▶ Task to complete:
Go through the records and give each one again exactly.

Dataset records:
-----

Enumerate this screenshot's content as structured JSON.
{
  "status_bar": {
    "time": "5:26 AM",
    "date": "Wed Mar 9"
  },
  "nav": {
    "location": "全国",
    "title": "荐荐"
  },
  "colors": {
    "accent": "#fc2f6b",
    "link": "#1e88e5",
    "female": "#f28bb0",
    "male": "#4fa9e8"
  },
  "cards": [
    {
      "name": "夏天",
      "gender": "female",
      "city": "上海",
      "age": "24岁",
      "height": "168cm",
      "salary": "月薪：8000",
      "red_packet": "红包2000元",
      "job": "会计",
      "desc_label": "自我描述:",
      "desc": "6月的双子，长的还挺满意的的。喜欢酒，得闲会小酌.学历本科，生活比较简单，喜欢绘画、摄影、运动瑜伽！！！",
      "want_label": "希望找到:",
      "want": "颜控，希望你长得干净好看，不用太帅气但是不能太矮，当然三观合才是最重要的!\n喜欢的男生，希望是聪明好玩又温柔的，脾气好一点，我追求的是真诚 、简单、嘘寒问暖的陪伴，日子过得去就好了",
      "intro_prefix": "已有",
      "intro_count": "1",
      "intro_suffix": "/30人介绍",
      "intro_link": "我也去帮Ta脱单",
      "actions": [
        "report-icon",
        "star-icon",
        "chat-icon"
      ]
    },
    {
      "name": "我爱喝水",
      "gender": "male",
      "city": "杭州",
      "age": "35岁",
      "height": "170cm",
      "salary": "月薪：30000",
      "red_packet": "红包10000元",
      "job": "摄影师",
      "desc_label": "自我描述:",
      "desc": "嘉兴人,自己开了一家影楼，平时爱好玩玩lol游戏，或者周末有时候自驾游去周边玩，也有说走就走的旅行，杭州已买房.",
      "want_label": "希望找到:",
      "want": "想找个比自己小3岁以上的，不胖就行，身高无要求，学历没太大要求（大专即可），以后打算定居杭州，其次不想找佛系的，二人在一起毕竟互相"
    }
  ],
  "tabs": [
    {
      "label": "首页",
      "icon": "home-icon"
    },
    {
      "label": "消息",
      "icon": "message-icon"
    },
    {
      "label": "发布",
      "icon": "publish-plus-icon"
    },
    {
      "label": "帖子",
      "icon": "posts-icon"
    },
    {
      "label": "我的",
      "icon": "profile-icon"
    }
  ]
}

-----

▶ Written response:
Enumerate this screenshot's content as structured JSON.
{
  "status_bar": {
    "time": "5:26 AM",
    "date": "Wed Mar 9"
  },
  "nav": {
    "location": "全国",
    "title": "荐荐"
  },
  "colors": {
    "accent": "#fc2f6b",
    "link": "#1e88e5",
    "female": "#f28bb0",
    "male": "#4fa9e8"
  },
  "cards": [
    {
      "name": "夏天",
      "gender": "female",
      "city": "上海",
      "age": "24岁",
      "height": "168cm",
      "salary": "月薪：8000",
      "red_packet": "红包2000元",
      "job": "会计",
      "desc_label": "自我描述:",
      "desc": "6月的双子，长的还挺满意的的。喜欢酒，得闲会小酌.学历本科，生活比较简单，喜欢绘画、摄影、运动瑜伽！！！",
      "want_label": "希望找到:",
      "want": "颜控，希望你长得干净好看，不用太帅气但是不能太矮，当然三观合才是最重要的!\n喜欢的男生，希望是聪明好玩又温柔的，脾气好一点，我追求的是真诚 、简单、嘘寒问暖的陪伴，日子过得去就好了",
      "intro_prefix": "已有",
      "intro_count": "1",
      "intro_suffix": "/30人介绍",
      "intro_link": "我也去帮Ta脱单",
      "actions": [
        "report-icon",
        "star-icon",
        "chat-icon"
      ]
    },
    {
      "name": "我爱喝水",
      "gender": "male",
      "city": "杭州",
      "age": "35岁",
      "height": "170cm",
      "salary": "月薪：30000",
      "red_packet": "红包10000元",
      "job": "摄影师",
      "desc_label": "自我描述:",
      "desc": "嘉兴人,自己开了一家影楼，平时爱好玩玩lol游戏，或者周末有时候自驾游去周边玩，也有说走就走的旅行，杭州已买房.",
      "want_label": "希望找到:",
      "want": "想找个比自己小3岁以上的，不胖就行，身高无要求，学历没太大要求（大专即可），以后打算定居杭州，其次不想找佛系的，二人在一起毕竟互相"
    }
  ],
  "tabs": [
    {
      "label": "首页",
      "icon": "home-icon"
    },
    {
      "label": "消息",
      "icon": "message-icon"
    },
    {
      "label": "发布",
      "icon": "publish-plus-icon"
    },
    {
      "label": "帖子",
      "icon": "posts-icon"
    },
    {
      "label": "我的",
      "icon": "profile-icon"
    }
  ]
}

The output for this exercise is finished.